▸ **RECORDS SUPPLIED**:
..............................

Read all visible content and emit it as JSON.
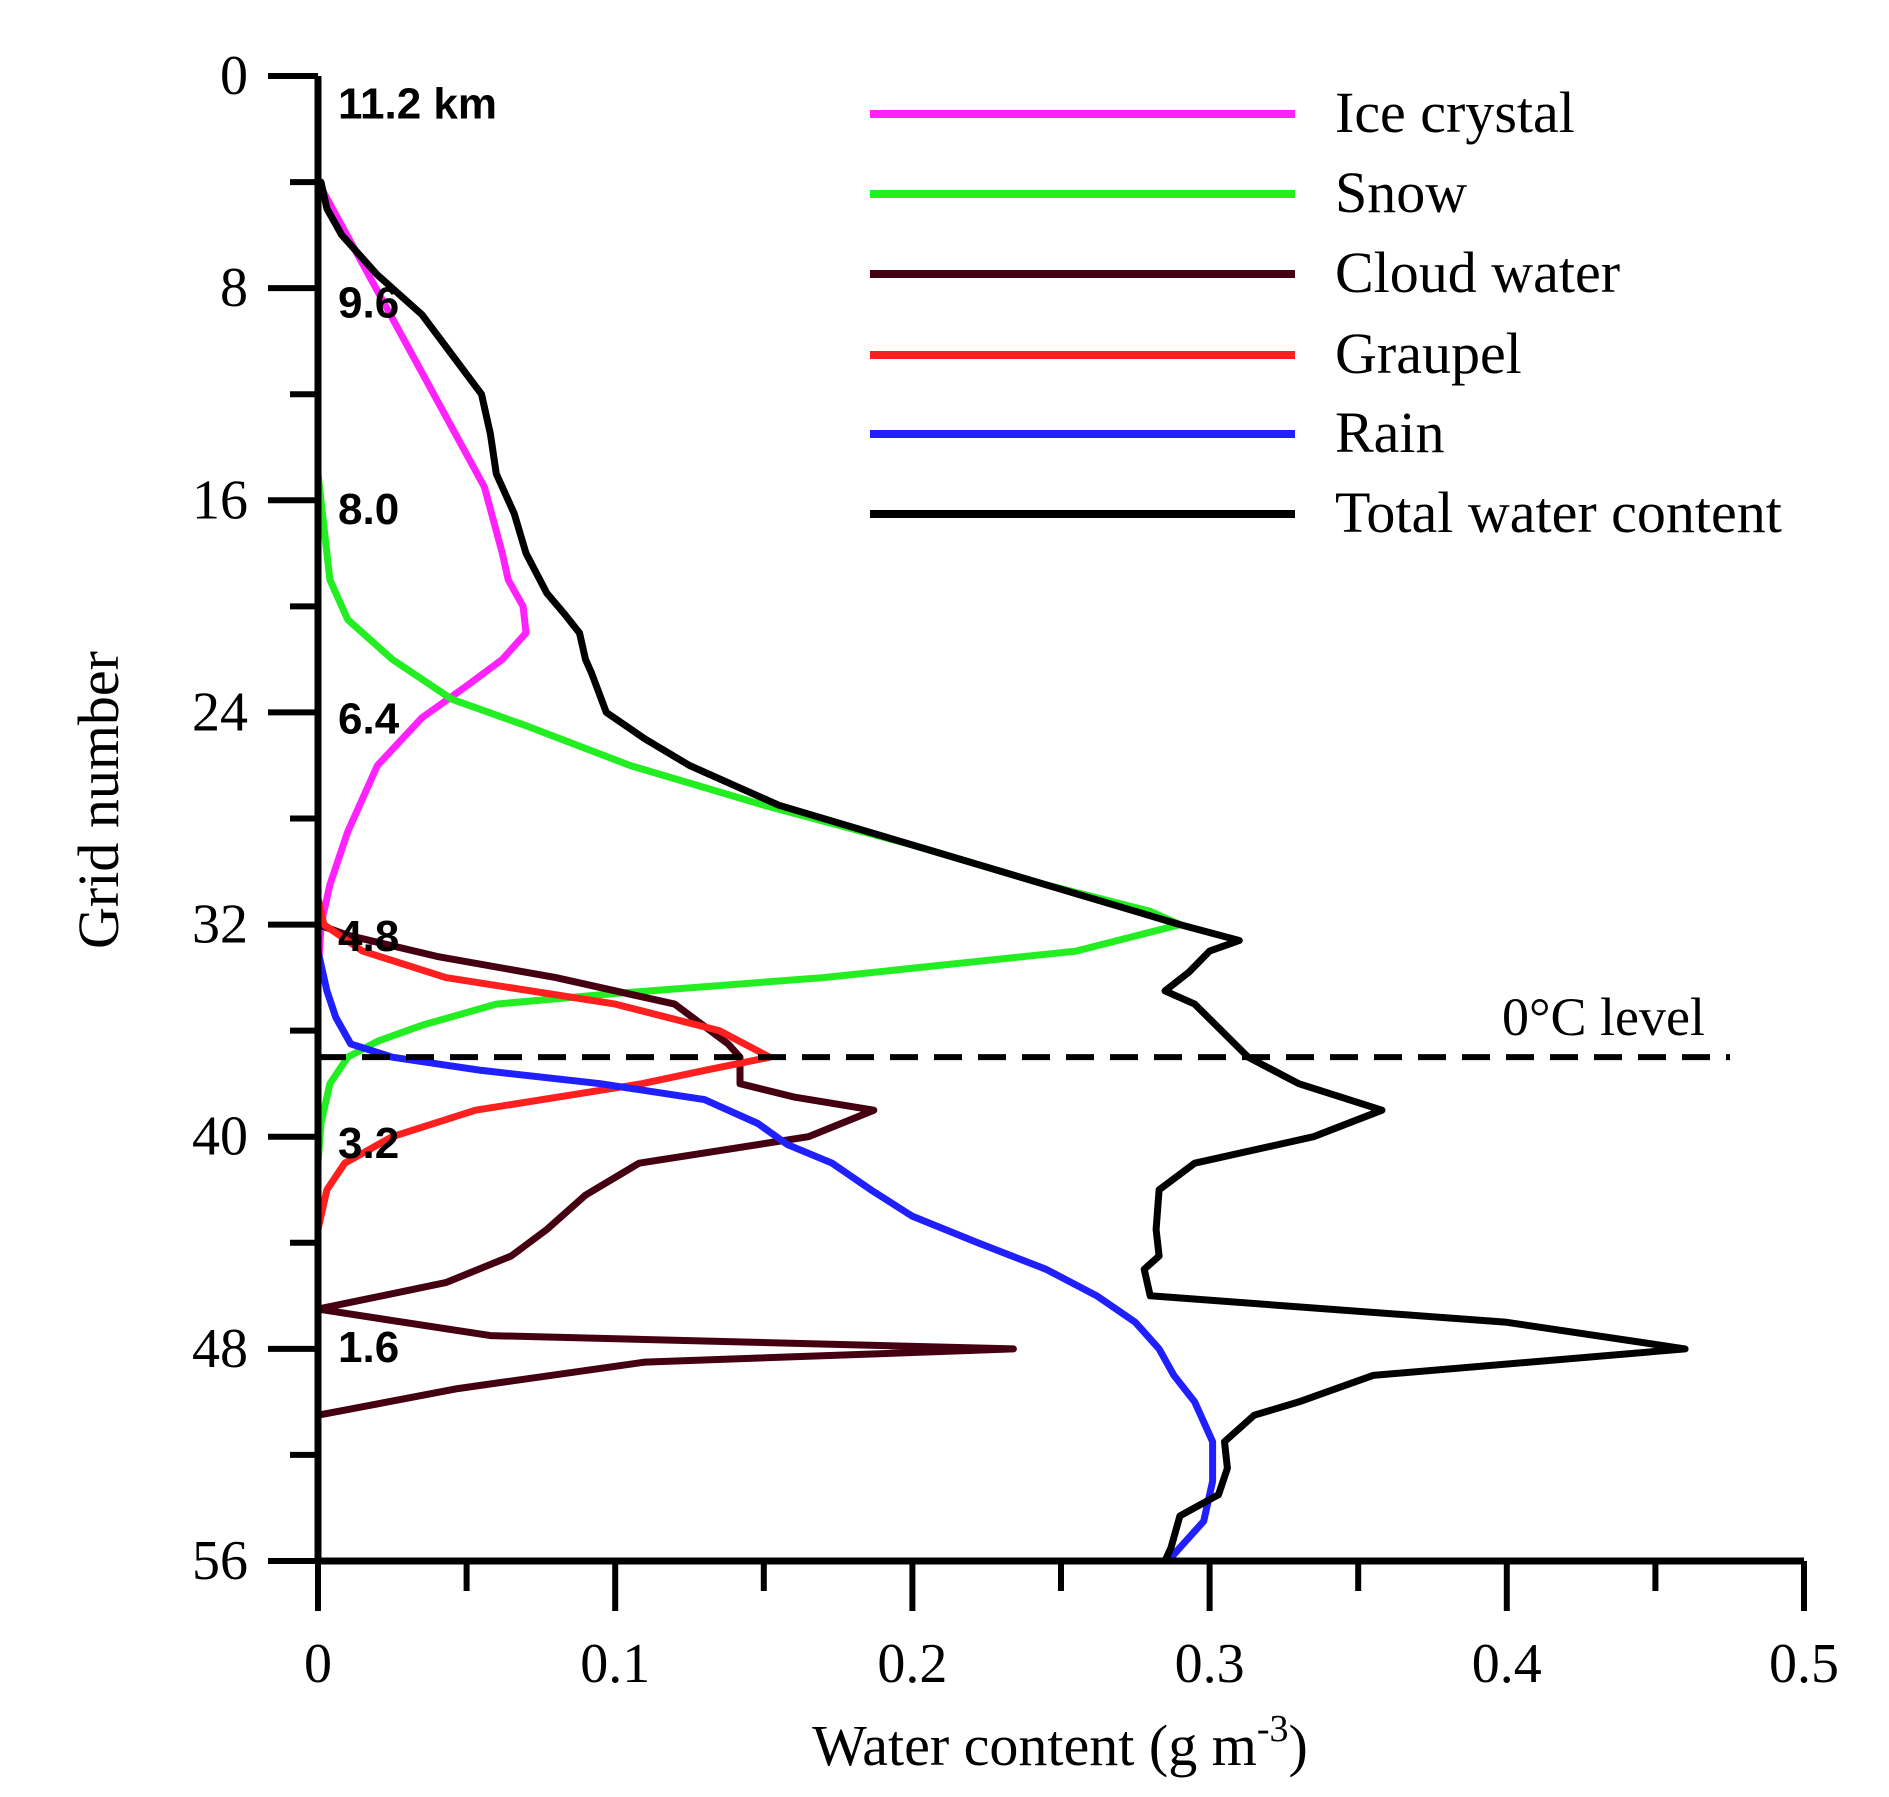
{
  "chart_data": {
    "type": "line",
    "xlabel": "Water content (g m",
    "xlabel_sup": "-3",
    "xlabel_end": ")",
    "ylabel": "Grid number",
    "xlim": [
      0,
      0.5
    ],
    "ylim": [
      56,
      0
    ],
    "x_ticks": [
      "0",
      "0.1",
      "0.2",
      "0.3",
      "0.4",
      "0.5"
    ],
    "x_tick_values": [
      0,
      0.1,
      0.2,
      0.3,
      0.4,
      0.5
    ],
    "y_ticks": [
      "0",
      "8",
      "16",
      "24",
      "32",
      "40",
      "48",
      "56"
    ],
    "y_tick_values": [
      0,
      8,
      16,
      24,
      32,
      40,
      48,
      56
    ],
    "height_labels": [
      {
        "grid": 1,
        "text": "11.2 km"
      },
      {
        "grid": 8.5,
        "text": "9.6"
      },
      {
        "grid": 16.3,
        "text": "8.0"
      },
      {
        "grid": 24.2,
        "text": "6.4"
      },
      {
        "grid": 32.4,
        "text": "4.8"
      },
      {
        "grid": 40.2,
        "text": "3.2"
      },
      {
        "grid": 47.9,
        "text": "1.6"
      }
    ],
    "reference_line": {
      "grid": 37,
      "label": "0°C level"
    },
    "legend_position": "top-right",
    "series": [
      {
        "name": "Ice crystal",
        "color": "#ff22ff",
        "points": [
          [
            0,
            4
          ],
          [
            0.056,
            15.5
          ],
          [
            0.062,
            18
          ],
          [
            0.064,
            19
          ],
          [
            0.069,
            20
          ],
          [
            0.07,
            21
          ],
          [
            0.062,
            22
          ],
          [
            0.05,
            23
          ],
          [
            0.035,
            24.2
          ],
          [
            0.02,
            26
          ],
          [
            0.01,
            28.5
          ],
          [
            0.004,
            30.5
          ],
          [
            0.001,
            32
          ],
          [
            0,
            34
          ],
          [
            0,
            40
          ]
        ]
      },
      {
        "name": "Snow",
        "color": "#22ee22",
        "points": [
          [
            0,
            15
          ],
          [
            0.002,
            17
          ],
          [
            0.004,
            19
          ],
          [
            0.01,
            20.5
          ],
          [
            0.025,
            22
          ],
          [
            0.045,
            23.5
          ],
          [
            0.07,
            24.5
          ],
          [
            0.105,
            26
          ],
          [
            0.15,
            27.5
          ],
          [
            0.2,
            29
          ],
          [
            0.245,
            30.5
          ],
          [
            0.28,
            31.5
          ],
          [
            0.29,
            32
          ],
          [
            0.255,
            33
          ],
          [
            0.17,
            34
          ],
          [
            0.1,
            34.6
          ],
          [
            0.06,
            35
          ],
          [
            0.035,
            35.8
          ],
          [
            0.02,
            36.4
          ],
          [
            0.01,
            37
          ],
          [
            0.004,
            38
          ],
          [
            0.001,
            39.5
          ],
          [
            0,
            41
          ],
          [
            0,
            44
          ]
        ]
      },
      {
        "name": "Cloud water",
        "color": "#440011",
        "points": [
          [
            0,
            1
          ],
          [
            0,
            32
          ],
          [
            0.01,
            32.4
          ],
          [
            0.04,
            33.2
          ],
          [
            0.08,
            34
          ],
          [
            0.12,
            35
          ],
          [
            0.138,
            36.5
          ],
          [
            0.142,
            37
          ],
          [
            0.142,
            38
          ],
          [
            0.16,
            38.5
          ],
          [
            0.187,
            39
          ],
          [
            0.165,
            40
          ],
          [
            0.108,
            41
          ],
          [
            0.09,
            42.2
          ],
          [
            0.077,
            43.5
          ],
          [
            0.065,
            44.5
          ],
          [
            0.043,
            45.5
          ],
          [
            0,
            46.5
          ],
          [
            0.058,
            47.5
          ],
          [
            0.234,
            48
          ],
          [
            0.11,
            48.5
          ],
          [
            0.047,
            49.5
          ],
          [
            0,
            50.5
          ],
          [
            0,
            56
          ]
        ]
      },
      {
        "name": "Graupel",
        "color": "#ff1f1f",
        "points": [
          [
            0,
            31
          ],
          [
            0.002,
            32
          ],
          [
            0.015,
            33
          ],
          [
            0.043,
            34
          ],
          [
            0.1,
            35
          ],
          [
            0.135,
            36
          ],
          [
            0.152,
            37
          ],
          [
            0.13,
            37.5
          ],
          [
            0.109,
            38
          ],
          [
            0.053,
            39
          ],
          [
            0.025,
            40
          ],
          [
            0.009,
            41
          ],
          [
            0.003,
            42
          ],
          [
            0,
            43.5
          ],
          [
            0,
            50.5
          ]
        ]
      },
      {
        "name": "Rain",
        "color": "#1f1fff",
        "points": [
          [
            0,
            33
          ],
          [
            0.003,
            34.5
          ],
          [
            0.006,
            35.5
          ],
          [
            0.011,
            36.5
          ],
          [
            0.025,
            37
          ],
          [
            0.055,
            37.5
          ],
          [
            0.095,
            38
          ],
          [
            0.13,
            38.6
          ],
          [
            0.148,
            39.5
          ],
          [
            0.158,
            40.3
          ],
          [
            0.173,
            41
          ],
          [
            0.186,
            42
          ],
          [
            0.2,
            43
          ],
          [
            0.222,
            44
          ],
          [
            0.245,
            45
          ],
          [
            0.262,
            46
          ],
          [
            0.275,
            47
          ],
          [
            0.283,
            48
          ],
          [
            0.288,
            49
          ],
          [
            0.295,
            50
          ],
          [
            0.301,
            51.5
          ],
          [
            0.301,
            53
          ],
          [
            0.298,
            54.5
          ],
          [
            0.29,
            55.5
          ],
          [
            0.286,
            56
          ]
        ]
      },
      {
        "name": "Total water content",
        "color": "#000000",
        "points": [
          [
            0.001,
            4
          ],
          [
            0.003,
            5
          ],
          [
            0.008,
            6
          ],
          [
            0.02,
            7.5
          ],
          [
            0.035,
            9
          ],
          [
            0.045,
            10.5
          ],
          [
            0.055,
            12
          ],
          [
            0.058,
            13.5
          ],
          [
            0.06,
            15
          ],
          [
            0.066,
            16.5
          ],
          [
            0.07,
            18
          ],
          [
            0.077,
            19.5
          ],
          [
            0.083,
            20.3
          ],
          [
            0.088,
            21
          ],
          [
            0.09,
            22
          ],
          [
            0.092,
            22.5
          ],
          [
            0.097,
            24
          ],
          [
            0.11,
            25
          ],
          [
            0.125,
            26
          ],
          [
            0.155,
            27.5
          ],
          [
            0.2,
            29
          ],
          [
            0.245,
            30.5
          ],
          [
            0.275,
            31.5
          ],
          [
            0.29,
            32
          ],
          [
            0.31,
            32.6
          ],
          [
            0.3,
            33
          ],
          [
            0.293,
            33.8
          ],
          [
            0.285,
            34.5
          ],
          [
            0.295,
            35
          ],
          [
            0.313,
            37
          ],
          [
            0.33,
            38
          ],
          [
            0.358,
            39
          ],
          [
            0.335,
            40
          ],
          [
            0.295,
            41
          ],
          [
            0.283,
            42
          ],
          [
            0.282,
            43.5
          ],
          [
            0.283,
            44.5
          ],
          [
            0.278,
            45
          ],
          [
            0.28,
            46
          ],
          [
            0.4,
            47
          ],
          [
            0.46,
            48
          ],
          [
            0.355,
            49
          ],
          [
            0.33,
            50
          ],
          [
            0.315,
            50.5
          ],
          [
            0.305,
            51.5
          ],
          [
            0.306,
            52.5
          ],
          [
            0.303,
            53.5
          ],
          [
            0.29,
            54.3
          ],
          [
            0.287,
            55.5
          ],
          [
            0.285,
            56
          ]
        ]
      }
    ]
  }
}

..............................

▸ **WHAT IS REQUIRED**:
Show every line above in which the word "name" occurs.

▸ **WORKED ANSWER**:
        "name": "Ice crystal",
        "name": "Snow",
        "name": "Cloud water",
        "name": "Graupel",
        "name": "Rain",
        "name": "Total water content",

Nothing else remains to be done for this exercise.